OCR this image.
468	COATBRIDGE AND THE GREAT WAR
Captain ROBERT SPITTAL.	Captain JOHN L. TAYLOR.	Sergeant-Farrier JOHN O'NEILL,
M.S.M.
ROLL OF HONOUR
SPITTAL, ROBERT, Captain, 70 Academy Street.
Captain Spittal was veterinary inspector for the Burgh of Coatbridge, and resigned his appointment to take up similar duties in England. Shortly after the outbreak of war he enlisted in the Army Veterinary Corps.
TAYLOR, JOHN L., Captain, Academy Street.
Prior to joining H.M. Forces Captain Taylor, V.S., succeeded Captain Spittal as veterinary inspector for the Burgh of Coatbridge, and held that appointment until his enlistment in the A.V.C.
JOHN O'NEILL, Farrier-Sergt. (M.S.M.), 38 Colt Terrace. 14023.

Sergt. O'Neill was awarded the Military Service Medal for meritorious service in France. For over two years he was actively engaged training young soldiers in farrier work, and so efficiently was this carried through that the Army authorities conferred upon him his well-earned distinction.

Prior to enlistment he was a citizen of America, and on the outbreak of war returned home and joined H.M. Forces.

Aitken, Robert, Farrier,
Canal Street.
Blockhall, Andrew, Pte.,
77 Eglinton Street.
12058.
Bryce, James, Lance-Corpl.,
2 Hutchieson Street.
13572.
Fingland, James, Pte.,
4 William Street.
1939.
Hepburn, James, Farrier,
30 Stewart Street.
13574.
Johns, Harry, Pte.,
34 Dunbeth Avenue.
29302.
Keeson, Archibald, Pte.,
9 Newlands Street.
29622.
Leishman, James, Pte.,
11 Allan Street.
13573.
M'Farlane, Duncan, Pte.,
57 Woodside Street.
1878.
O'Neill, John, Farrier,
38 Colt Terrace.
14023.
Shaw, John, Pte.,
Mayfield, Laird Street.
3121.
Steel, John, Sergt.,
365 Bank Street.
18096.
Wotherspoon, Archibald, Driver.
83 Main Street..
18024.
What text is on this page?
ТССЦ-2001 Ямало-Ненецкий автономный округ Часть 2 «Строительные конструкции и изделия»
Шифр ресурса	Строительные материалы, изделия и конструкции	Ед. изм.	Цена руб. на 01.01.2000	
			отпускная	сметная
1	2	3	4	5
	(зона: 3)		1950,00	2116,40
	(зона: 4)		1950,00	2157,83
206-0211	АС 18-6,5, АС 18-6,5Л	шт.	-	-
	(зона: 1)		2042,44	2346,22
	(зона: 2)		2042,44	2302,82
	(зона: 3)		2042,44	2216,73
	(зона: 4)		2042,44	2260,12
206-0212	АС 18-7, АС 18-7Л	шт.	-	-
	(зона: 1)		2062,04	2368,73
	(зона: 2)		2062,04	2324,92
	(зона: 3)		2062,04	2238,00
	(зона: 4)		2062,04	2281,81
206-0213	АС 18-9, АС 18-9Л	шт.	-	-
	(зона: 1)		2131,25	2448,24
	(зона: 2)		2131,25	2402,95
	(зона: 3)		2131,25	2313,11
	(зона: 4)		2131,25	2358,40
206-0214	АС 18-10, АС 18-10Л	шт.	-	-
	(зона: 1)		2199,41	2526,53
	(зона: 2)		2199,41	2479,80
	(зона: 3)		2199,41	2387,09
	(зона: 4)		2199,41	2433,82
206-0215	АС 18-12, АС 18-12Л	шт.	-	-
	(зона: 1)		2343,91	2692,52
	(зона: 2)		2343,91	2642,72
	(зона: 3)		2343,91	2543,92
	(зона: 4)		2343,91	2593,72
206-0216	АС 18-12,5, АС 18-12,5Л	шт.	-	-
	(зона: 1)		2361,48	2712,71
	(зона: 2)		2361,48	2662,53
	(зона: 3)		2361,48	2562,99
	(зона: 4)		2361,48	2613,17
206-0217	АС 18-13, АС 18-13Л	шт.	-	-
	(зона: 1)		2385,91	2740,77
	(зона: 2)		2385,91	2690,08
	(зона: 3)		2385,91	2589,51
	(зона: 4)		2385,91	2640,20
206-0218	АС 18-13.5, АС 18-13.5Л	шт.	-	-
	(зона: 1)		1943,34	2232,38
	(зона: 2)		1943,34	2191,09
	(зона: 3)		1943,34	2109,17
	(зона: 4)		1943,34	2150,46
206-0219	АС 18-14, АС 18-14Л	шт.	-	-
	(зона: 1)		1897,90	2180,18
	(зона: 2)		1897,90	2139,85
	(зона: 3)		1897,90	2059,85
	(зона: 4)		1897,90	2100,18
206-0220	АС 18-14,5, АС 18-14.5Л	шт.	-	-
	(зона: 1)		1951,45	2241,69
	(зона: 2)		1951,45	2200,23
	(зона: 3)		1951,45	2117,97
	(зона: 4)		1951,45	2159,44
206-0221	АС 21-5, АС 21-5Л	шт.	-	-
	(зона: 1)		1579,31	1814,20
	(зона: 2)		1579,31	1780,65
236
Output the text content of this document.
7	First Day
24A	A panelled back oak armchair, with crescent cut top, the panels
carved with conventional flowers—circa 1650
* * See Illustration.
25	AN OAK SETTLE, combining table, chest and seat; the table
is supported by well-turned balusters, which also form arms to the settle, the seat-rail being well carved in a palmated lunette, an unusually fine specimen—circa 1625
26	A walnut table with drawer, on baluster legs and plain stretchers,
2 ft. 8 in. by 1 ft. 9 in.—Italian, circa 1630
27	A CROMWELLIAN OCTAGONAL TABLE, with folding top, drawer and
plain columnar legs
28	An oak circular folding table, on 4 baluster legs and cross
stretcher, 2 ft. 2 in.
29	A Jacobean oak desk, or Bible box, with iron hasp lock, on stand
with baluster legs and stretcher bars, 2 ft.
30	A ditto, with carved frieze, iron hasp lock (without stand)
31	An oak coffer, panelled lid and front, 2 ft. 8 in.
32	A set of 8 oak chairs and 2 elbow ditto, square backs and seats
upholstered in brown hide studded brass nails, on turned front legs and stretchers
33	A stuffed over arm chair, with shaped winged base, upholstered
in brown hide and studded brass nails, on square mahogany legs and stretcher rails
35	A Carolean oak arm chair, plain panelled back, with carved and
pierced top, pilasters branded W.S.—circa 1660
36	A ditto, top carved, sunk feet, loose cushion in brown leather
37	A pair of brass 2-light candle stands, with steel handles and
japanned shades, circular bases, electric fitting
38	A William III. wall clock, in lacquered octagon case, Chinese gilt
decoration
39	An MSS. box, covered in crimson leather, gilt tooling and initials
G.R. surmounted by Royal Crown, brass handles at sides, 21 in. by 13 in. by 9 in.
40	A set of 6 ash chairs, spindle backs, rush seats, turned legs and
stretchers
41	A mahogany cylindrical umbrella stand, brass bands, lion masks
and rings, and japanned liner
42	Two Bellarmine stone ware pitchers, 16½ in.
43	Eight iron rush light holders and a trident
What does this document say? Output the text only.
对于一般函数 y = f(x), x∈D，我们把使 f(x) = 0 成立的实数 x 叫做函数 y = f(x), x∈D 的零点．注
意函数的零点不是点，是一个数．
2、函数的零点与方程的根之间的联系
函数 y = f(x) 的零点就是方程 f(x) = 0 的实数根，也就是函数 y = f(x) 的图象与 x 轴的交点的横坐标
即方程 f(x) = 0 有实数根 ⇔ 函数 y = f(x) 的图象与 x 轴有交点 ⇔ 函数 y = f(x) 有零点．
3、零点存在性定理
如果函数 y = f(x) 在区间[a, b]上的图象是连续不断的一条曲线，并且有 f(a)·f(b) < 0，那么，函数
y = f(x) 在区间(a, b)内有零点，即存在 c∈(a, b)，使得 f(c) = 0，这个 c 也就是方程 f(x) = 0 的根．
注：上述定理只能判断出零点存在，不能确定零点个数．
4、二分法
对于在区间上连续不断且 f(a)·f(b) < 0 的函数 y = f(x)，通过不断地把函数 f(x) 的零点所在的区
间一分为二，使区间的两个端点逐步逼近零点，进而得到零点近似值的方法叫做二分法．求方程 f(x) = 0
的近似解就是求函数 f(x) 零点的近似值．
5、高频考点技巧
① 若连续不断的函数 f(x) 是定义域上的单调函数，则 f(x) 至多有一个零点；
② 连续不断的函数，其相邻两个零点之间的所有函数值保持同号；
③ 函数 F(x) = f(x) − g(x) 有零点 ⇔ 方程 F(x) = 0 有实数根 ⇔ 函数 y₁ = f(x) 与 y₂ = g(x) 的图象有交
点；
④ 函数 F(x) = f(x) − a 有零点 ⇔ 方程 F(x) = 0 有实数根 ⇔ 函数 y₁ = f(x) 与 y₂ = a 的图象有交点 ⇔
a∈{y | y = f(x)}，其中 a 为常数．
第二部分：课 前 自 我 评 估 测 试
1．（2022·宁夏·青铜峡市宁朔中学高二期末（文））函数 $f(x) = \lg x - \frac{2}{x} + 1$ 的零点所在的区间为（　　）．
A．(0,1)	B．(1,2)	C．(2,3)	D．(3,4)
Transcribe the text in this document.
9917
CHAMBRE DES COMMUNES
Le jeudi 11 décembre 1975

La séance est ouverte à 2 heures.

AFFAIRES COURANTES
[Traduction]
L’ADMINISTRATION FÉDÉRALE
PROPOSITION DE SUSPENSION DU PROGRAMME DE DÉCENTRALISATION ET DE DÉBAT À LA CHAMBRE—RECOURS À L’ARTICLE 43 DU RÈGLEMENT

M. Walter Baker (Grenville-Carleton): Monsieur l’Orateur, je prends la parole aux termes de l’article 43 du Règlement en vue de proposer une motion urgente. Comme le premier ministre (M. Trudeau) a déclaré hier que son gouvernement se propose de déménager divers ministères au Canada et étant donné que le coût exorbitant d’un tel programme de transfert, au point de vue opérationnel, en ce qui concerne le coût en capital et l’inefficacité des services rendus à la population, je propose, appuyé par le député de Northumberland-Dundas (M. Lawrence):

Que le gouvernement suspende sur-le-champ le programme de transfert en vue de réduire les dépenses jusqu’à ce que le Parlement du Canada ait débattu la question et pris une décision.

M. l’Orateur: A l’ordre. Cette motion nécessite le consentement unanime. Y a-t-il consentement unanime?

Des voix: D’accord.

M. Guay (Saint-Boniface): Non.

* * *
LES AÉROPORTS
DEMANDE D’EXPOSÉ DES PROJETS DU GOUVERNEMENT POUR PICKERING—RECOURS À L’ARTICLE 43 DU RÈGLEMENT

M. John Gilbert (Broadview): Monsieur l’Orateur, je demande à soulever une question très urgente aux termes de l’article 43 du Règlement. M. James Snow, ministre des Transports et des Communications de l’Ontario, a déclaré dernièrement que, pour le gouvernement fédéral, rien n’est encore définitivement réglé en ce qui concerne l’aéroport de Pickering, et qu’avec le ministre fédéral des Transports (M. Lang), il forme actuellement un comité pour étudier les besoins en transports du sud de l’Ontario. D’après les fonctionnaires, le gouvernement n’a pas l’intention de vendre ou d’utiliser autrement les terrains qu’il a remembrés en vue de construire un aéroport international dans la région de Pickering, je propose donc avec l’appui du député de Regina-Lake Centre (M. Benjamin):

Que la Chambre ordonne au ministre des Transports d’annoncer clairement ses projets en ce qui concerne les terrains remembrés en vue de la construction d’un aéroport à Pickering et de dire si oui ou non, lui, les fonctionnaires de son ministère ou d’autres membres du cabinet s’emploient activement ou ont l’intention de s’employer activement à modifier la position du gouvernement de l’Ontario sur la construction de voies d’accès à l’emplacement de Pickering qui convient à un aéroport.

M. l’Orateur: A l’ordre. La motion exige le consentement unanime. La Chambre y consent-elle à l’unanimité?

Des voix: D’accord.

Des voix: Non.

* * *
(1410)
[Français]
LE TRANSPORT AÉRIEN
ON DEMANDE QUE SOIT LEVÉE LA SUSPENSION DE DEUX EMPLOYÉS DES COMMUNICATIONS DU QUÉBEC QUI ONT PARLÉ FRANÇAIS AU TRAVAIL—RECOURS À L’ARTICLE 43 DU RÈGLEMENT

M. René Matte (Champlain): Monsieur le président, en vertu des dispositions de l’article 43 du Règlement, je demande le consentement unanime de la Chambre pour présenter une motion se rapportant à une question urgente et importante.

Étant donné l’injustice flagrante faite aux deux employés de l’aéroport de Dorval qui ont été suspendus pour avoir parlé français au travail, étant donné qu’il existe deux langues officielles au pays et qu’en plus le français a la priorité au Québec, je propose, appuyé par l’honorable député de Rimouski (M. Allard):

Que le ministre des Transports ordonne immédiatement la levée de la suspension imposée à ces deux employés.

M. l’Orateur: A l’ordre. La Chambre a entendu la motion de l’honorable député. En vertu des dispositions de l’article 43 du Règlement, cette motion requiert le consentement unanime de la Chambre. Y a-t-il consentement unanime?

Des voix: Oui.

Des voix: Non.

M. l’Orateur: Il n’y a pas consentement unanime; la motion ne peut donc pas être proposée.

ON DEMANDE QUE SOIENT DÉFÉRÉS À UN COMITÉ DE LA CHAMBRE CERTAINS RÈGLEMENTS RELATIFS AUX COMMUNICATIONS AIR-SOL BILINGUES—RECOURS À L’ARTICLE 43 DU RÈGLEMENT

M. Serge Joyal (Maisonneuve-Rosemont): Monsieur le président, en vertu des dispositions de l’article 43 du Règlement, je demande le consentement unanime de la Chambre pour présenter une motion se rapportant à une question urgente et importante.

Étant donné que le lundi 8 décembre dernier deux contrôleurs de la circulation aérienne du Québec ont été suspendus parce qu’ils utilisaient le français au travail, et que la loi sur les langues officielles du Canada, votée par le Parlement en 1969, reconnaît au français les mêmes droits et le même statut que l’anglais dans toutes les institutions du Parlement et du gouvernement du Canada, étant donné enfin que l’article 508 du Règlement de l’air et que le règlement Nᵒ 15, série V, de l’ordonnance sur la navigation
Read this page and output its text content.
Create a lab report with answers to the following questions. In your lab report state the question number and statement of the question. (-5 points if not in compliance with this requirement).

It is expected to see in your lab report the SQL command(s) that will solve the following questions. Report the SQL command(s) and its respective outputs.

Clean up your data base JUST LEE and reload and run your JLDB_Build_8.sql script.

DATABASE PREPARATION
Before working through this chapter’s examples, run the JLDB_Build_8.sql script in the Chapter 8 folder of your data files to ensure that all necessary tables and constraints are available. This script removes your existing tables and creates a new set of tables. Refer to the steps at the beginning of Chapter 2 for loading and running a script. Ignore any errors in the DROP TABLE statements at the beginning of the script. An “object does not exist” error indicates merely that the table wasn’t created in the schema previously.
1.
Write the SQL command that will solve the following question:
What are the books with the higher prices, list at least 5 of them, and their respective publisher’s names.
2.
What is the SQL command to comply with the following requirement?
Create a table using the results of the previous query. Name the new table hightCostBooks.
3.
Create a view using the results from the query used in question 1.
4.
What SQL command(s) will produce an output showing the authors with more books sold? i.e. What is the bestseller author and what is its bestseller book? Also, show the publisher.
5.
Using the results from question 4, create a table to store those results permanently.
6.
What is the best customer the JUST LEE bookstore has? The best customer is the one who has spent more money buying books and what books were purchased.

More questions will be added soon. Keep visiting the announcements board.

+ + + +

■ What to do
Return all lines containing "appuyé".

■ The answer
M. Walter Baker (Grenville-Carleton): Monsieur l’Orateur, je prends la parole aux termes de l’article 43 du Règlement en vue de proposer une motion urgente. Comme le premier ministre (M. Trudeau) a déclaré hier que son gouvernement se propose de déménager divers ministères au Canada et étant donné que le coût exorbitant d’un tel programme de transfert, au point de vue opérationnel, en ce qui concerne le coût en capital et l’inefficacité des services rendus à la population, je propose, appuyé par le député de Northumberland-Dundas (M. Lawrence):
Étant donné l’injustice flagrante faite aux deux employés de l’aéroport de Dorval qui ont été suspendus pour avoir parlé français au travail, étant donné qu’il existe deux langues officielles au pays et qu’en plus le français a la priorité au Québec, je propose, appuyé par l’honorable député de Rimouski (M. Allard):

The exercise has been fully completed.